## Begin AVAILABLE DATA
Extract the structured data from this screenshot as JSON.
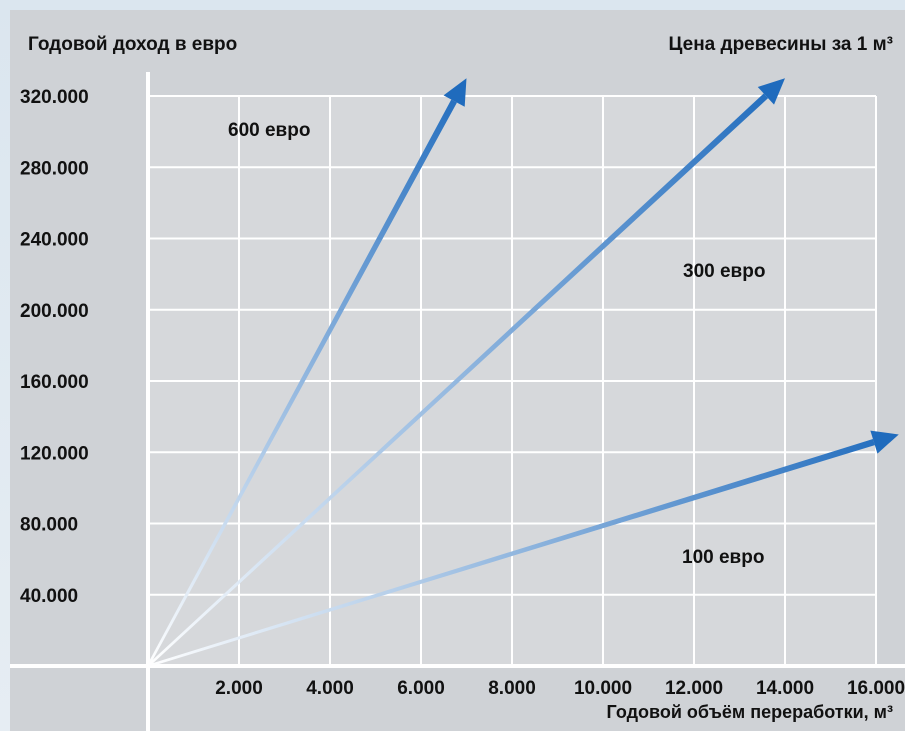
{
  "chart_data": {
    "type": "line",
    "title_left": "Годовой доход в евро",
    "title_right": "Цена древесины за 1 м³",
    "xlabel": "Годовой объём переработки, м³",
    "x_ticks": [
      "2.000",
      "4.000",
      "6.000",
      "8.000",
      "10.000",
      "12.000",
      "14.000",
      "16.000"
    ],
    "y_ticks": [
      "40.000",
      "80.000",
      "120.000",
      "160.000",
      "200.000",
      "240.000",
      "280.000",
      "320.000"
    ],
    "xlim": [
      0,
      16000
    ],
    "ylim": [
      0,
      320000
    ],
    "grid": true,
    "series_color": "#1f6bbd",
    "series": [
      {
        "name": "600 евро",
        "x": [
          0,
          7000
        ],
        "y": [
          0,
          330000
        ]
      },
      {
        "name": "300 евро",
        "x": [
          0,
          14000
        ],
        "y": [
          0,
          330000
        ]
      },
      {
        "name": "100 евро",
        "x": [
          0,
          16500
        ],
        "y": [
          0,
          130000
        ]
      }
    ]
  }
}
## End AVAILABLE DATA
AIM OF THE TASK »
Nothing in the entries above should change when they are printed again, except that the pictures are dropped.

RESPONSE »
Extract the structured data from this screenshot as JSON.
{
  "chart_data": {
    "type": "line",
    "title_left": "Годовой доход в евро",
    "title_right": "Цена древесины за 1 м³",
    "xlabel": "Годовой объём переработки, м³",
    "x_ticks": [
      "2.000",
      "4.000",
      "6.000",
      "8.000",
      "10.000",
      "12.000",
      "14.000",
      "16.000"
    ],
    "y_ticks": [
      "40.000",
      "80.000",
      "120.000",
      "160.000",
      "200.000",
      "240.000",
      "280.000",
      "320.000"
    ],
    "xlim": [
      0,
      16000
    ],
    "ylim": [
      0,
      320000
    ],
    "grid": true,
    "series_color": "#1f6bbd",
    "series": [
      {
        "name": "600 евро",
        "x": [
          0,
          7000
        ],
        "y": [
          0,
          330000
        ]
      },
      {
        "name": "300 евро",
        "x": [
          0,
          14000
        ],
        "y": [
          0,
          330000
        ]
      },
      {
        "name": "100 евро",
        "x": [
          0,
          16500
        ],
        "y": [
          0,
          130000
        ]
      }
    ]
  }
}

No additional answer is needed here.